**PROBLEMS TO WORK ON:**
1: Answer these questions using the passage about the ichthyosaur fossil.
(a) For how long had the fossil been stored in the University of Nottingham's engineering collection?
(b) Up to what length did ichthyosaurs grow?
(c) Under what name has the new species been announced?
2: Reproduce word for word the part of the passage about the ichthyosaur fossil starting at "It has today" and ending at "in a storeroom.".

**GIVEN PASSAGE:**
This video from Britain says about itself:
10 October 2017
A new species of a marine [reptile] has been discovered from a fossil which has been stored in the University of Nottingham’s engineering collection for more than 50 years. The fossil was of a type of ichthyosaur, a [group of] sea-dwelling animals which grew to up to 16 metres in length and survived until around 90 million years ago.
It has today been announced as Protoichthyosaurus applebyi, a holotype, or original specimen that describes a new species. It is the first known fossil of its kind anywhere in the world. The specimen has previously been used for teaching and outreach work while visiting primary schools to encourage children to explore science and engineering by Dr David Large, a geologist and Head of the Department of Chemical and Environmental Engineering at the university. The fossil was a hit with children but was forgotten about for years, and until recently had been sitting on a shelf in a storeroom.

**MATERIAL SHOWN:**
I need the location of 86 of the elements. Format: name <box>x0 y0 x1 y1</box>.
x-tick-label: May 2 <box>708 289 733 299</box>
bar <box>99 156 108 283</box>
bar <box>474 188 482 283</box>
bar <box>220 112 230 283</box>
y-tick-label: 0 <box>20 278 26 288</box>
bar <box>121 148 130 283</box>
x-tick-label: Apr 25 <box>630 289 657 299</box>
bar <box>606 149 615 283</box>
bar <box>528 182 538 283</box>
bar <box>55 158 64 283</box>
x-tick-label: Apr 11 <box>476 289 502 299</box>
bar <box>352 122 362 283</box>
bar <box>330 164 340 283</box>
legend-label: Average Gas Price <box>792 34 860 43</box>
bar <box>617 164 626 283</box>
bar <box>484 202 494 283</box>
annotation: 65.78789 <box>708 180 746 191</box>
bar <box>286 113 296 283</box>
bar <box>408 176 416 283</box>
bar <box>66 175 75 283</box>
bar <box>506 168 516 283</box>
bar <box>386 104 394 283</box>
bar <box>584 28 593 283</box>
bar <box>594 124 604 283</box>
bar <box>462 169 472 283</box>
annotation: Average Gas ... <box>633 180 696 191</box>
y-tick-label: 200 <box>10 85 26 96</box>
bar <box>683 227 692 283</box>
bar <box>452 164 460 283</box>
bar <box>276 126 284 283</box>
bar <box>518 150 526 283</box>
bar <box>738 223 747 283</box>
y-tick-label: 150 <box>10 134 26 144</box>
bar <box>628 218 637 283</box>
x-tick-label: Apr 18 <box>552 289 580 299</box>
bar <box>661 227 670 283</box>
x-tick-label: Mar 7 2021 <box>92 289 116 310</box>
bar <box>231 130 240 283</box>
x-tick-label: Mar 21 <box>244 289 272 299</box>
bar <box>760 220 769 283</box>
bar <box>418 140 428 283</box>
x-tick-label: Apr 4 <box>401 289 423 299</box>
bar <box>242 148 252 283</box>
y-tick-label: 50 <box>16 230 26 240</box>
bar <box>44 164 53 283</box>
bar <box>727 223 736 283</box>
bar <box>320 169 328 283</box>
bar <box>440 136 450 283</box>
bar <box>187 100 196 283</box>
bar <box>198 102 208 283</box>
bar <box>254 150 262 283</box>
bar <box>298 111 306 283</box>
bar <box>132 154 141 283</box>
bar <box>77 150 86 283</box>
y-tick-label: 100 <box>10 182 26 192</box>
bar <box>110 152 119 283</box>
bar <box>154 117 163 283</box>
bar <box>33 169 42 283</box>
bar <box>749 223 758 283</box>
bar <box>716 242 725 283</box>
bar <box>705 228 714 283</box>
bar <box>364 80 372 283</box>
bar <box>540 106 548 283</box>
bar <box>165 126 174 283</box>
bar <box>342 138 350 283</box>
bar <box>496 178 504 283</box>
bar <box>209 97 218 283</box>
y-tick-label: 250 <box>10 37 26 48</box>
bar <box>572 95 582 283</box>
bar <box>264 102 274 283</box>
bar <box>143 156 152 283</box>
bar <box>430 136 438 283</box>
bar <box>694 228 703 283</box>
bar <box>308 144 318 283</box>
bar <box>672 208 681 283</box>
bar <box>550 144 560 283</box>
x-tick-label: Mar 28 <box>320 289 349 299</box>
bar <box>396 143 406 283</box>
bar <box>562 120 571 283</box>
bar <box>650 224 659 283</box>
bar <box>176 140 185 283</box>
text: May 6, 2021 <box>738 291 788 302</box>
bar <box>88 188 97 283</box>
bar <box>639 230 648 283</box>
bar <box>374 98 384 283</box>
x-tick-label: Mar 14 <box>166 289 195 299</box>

**SOLUTIONS IN ORDER:**
1:
(a) More than 50 years.
(b) Up to 16 metres.
(c) Protoichthyosaurus applebyi.

2:
It has today been announced as Protoichthyosaurus applebyi, a holotype, or original specimen that describes a new species. It is the first known fossil of its kind anywhere in the world. The specimen has previously been used for teaching and outreach work while visiting primary schools to encourage children to explore science and engineering by Dr David Large, a geologist and Head of the Department of Chemical and Environmental Engineering at the university. The fossil was a hit with children but was forgotten about for years, and until recently had been sitting on a shelf in a storeroom.